**Short task**
Copy each line of the records that contains the word "Active".

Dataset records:
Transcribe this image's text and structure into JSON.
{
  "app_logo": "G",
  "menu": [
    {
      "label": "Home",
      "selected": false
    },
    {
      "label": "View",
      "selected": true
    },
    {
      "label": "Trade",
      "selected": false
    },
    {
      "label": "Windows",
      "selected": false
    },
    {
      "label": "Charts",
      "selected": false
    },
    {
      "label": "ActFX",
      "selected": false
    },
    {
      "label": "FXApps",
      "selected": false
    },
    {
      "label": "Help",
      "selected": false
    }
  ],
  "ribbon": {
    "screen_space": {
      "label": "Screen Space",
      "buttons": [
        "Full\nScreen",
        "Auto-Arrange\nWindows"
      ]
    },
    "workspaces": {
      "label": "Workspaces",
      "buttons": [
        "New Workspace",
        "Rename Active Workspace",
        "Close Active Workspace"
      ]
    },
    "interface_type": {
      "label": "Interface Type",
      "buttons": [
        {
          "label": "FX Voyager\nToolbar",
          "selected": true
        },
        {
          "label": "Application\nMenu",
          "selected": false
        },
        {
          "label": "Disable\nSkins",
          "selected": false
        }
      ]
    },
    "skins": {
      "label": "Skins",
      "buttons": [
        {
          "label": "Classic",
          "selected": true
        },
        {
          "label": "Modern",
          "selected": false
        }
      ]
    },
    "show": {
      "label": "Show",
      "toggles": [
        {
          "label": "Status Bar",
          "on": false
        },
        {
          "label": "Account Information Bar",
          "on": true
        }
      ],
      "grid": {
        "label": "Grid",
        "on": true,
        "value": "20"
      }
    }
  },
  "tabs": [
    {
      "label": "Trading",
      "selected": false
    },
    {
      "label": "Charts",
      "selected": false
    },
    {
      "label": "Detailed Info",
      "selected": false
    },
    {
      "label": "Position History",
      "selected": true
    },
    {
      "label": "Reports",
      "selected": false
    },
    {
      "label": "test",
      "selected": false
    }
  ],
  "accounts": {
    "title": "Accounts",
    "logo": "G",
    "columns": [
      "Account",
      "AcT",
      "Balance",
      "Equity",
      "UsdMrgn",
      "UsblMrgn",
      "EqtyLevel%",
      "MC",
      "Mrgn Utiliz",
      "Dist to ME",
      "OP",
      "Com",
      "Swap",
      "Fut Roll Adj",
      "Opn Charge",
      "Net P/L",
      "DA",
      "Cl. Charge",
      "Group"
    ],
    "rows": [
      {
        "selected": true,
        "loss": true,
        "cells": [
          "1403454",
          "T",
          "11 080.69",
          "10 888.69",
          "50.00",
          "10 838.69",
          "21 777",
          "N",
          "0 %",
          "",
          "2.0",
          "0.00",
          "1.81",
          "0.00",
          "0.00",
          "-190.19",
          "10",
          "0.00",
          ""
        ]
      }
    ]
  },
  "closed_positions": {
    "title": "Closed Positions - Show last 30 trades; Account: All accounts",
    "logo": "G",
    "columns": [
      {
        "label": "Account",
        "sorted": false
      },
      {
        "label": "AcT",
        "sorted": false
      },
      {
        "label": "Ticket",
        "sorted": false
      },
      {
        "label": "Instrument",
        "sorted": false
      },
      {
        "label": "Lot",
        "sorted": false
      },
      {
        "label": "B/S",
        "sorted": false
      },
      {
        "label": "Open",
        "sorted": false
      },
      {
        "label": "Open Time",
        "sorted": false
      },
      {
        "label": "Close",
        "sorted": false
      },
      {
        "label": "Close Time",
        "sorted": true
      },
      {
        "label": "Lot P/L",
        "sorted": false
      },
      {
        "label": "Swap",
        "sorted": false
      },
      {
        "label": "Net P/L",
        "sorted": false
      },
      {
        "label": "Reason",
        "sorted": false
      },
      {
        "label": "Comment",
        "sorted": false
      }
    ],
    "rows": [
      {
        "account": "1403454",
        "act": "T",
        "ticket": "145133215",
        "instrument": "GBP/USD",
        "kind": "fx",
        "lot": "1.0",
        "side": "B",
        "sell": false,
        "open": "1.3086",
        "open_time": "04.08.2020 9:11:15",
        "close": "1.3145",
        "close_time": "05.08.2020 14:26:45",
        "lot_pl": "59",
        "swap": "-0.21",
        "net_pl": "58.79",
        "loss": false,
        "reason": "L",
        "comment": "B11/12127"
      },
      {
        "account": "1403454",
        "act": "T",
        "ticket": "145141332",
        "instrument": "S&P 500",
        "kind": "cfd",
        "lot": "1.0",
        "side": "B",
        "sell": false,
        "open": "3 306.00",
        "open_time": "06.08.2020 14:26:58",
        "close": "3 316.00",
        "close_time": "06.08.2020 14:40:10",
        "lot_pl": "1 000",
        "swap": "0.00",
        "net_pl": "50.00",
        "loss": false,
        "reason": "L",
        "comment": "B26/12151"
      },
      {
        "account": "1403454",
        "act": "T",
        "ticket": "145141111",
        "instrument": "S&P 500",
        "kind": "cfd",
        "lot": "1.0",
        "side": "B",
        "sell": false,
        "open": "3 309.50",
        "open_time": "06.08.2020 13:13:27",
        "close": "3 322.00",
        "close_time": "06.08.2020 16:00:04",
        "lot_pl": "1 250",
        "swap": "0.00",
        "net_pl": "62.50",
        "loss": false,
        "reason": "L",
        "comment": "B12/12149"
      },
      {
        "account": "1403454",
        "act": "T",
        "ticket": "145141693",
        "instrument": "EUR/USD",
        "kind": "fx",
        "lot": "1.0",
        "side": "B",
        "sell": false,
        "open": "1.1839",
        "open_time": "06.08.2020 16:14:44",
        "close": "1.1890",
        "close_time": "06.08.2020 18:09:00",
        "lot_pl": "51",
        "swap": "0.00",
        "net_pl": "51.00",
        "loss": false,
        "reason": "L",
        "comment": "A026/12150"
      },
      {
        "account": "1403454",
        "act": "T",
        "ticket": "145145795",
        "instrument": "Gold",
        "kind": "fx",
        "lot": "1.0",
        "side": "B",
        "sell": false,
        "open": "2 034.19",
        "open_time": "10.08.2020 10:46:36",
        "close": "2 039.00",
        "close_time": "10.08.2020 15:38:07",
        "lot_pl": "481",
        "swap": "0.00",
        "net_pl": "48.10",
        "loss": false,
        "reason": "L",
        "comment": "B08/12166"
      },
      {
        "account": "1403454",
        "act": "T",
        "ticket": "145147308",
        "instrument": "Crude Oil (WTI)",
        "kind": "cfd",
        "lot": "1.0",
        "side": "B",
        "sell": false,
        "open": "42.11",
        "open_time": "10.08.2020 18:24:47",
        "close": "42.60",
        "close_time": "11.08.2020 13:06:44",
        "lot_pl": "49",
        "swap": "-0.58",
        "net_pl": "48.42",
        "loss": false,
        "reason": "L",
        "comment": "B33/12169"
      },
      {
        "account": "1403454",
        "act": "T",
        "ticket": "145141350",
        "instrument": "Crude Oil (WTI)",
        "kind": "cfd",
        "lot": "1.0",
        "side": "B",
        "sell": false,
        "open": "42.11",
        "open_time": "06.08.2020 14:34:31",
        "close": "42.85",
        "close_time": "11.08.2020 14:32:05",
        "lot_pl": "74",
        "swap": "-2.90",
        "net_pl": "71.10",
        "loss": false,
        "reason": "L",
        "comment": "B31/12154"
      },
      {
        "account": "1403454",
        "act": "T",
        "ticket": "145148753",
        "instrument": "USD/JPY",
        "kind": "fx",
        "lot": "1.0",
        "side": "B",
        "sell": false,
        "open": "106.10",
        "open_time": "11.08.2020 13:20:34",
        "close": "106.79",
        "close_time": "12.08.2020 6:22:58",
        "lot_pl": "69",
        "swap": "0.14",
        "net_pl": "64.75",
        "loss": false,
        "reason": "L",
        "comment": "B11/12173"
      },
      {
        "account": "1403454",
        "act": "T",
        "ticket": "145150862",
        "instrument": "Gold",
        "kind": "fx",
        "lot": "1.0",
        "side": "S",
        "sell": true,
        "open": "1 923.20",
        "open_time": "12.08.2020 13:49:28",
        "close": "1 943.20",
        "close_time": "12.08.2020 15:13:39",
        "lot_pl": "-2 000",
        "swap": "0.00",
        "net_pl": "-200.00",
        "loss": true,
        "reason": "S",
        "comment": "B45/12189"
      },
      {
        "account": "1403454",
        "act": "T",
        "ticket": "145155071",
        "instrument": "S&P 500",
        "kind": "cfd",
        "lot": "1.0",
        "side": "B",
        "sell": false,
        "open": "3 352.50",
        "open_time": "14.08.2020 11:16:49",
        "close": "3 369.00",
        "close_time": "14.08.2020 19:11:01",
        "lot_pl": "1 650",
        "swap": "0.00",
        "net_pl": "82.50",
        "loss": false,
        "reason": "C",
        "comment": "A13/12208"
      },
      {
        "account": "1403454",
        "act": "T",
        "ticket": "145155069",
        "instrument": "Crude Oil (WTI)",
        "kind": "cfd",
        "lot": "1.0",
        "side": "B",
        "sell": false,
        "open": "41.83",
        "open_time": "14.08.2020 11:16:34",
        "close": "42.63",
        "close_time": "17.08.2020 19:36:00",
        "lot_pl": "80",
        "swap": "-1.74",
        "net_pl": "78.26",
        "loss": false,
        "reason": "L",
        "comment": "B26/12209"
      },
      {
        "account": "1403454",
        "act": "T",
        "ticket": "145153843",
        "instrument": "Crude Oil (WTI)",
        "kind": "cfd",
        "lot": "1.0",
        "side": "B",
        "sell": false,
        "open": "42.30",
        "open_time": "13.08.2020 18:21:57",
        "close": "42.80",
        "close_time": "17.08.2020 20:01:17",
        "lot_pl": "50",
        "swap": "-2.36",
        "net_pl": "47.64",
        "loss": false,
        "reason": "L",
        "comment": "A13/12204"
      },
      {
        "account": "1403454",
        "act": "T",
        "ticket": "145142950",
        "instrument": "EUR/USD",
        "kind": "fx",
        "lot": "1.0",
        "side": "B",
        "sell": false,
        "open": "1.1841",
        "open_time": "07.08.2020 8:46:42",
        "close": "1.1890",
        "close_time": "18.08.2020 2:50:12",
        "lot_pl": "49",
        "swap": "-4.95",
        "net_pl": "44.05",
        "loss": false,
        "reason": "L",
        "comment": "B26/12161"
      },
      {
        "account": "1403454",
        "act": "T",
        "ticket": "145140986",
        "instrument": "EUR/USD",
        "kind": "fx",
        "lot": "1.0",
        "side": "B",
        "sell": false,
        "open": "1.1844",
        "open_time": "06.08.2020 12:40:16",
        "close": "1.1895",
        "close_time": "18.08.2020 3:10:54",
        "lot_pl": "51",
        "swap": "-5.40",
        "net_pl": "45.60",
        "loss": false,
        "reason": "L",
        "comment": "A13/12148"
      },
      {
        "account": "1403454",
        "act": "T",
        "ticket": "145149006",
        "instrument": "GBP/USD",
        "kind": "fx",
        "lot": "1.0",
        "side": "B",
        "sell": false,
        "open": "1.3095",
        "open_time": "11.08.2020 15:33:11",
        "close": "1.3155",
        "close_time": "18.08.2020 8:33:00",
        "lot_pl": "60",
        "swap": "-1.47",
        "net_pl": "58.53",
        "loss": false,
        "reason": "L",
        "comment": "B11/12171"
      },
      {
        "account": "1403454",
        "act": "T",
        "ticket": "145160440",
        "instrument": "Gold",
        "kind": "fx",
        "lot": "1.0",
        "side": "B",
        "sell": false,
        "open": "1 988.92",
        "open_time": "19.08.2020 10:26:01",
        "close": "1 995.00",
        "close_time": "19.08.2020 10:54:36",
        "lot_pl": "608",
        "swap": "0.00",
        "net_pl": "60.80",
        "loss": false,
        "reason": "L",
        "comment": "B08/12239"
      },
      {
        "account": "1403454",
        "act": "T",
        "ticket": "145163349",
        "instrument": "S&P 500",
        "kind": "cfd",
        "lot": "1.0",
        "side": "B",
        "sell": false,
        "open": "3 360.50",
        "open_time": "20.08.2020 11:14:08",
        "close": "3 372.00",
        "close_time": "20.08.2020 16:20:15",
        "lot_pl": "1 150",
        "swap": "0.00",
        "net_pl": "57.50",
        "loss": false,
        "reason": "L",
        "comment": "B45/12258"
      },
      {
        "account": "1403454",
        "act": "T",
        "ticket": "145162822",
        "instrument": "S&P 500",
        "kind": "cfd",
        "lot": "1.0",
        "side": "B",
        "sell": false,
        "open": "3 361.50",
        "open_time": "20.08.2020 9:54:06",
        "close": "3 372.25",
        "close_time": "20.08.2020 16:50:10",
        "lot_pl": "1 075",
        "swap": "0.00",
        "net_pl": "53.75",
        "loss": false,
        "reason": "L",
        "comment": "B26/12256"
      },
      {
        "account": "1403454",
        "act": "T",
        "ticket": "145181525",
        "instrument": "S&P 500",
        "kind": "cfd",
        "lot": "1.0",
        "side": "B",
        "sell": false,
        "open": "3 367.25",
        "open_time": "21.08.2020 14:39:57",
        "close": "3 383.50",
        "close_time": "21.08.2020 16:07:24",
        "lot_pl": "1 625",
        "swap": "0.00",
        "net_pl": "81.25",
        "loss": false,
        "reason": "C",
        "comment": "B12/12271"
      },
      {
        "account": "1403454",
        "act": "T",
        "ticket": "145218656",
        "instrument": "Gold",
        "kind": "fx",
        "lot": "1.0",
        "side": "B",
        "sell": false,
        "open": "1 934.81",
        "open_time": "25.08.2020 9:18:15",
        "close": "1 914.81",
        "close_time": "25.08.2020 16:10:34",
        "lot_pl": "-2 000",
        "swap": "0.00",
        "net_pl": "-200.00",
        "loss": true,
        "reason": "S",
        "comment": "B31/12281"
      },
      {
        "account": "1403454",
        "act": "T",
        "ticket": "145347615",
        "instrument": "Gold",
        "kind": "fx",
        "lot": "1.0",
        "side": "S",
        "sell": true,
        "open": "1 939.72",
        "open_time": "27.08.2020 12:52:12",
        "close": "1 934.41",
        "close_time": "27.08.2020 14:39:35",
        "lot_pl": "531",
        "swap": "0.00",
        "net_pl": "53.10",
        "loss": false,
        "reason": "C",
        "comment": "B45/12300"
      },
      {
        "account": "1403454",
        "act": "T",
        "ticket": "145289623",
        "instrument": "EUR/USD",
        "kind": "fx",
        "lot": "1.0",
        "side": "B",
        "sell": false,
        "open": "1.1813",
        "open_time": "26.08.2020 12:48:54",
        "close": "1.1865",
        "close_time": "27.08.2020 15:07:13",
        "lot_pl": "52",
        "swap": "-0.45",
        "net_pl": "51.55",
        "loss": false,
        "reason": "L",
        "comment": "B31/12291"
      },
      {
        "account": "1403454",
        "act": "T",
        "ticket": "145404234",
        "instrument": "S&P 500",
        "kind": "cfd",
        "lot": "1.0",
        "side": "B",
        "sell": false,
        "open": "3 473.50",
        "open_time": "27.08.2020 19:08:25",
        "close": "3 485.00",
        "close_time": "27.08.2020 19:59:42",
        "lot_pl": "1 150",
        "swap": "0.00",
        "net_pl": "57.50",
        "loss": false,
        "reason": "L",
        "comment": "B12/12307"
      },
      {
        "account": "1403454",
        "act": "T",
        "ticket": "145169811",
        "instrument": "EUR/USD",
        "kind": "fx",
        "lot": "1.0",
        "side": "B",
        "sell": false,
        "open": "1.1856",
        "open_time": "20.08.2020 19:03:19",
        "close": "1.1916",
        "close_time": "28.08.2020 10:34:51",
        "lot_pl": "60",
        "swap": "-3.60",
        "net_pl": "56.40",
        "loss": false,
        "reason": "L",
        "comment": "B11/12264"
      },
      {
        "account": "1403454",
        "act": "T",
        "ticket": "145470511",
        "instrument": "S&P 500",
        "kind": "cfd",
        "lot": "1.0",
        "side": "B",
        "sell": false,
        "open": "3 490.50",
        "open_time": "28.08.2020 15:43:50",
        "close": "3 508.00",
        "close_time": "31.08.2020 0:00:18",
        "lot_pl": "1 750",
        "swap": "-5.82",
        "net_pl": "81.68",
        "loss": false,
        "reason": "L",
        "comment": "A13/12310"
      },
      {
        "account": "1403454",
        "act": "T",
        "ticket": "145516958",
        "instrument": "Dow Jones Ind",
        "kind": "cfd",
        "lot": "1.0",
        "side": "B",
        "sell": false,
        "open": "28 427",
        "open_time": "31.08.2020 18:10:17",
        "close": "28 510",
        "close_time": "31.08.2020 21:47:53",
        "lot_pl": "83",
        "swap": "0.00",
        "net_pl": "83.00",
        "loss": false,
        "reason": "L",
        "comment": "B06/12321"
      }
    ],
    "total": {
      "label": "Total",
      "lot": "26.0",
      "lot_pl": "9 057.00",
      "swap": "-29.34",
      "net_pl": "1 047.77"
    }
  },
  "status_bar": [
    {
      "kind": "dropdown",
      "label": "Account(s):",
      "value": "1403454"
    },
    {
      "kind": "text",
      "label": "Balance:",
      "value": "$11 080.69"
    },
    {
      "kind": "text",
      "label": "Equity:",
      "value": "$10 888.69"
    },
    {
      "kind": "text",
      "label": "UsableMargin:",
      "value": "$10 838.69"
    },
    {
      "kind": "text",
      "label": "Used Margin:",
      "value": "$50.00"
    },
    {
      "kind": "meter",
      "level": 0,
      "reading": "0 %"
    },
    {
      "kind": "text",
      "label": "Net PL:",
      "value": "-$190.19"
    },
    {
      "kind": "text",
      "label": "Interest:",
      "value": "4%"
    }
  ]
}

**Output below**
        "Rename Active Workspace",
        "Close Active Workspace"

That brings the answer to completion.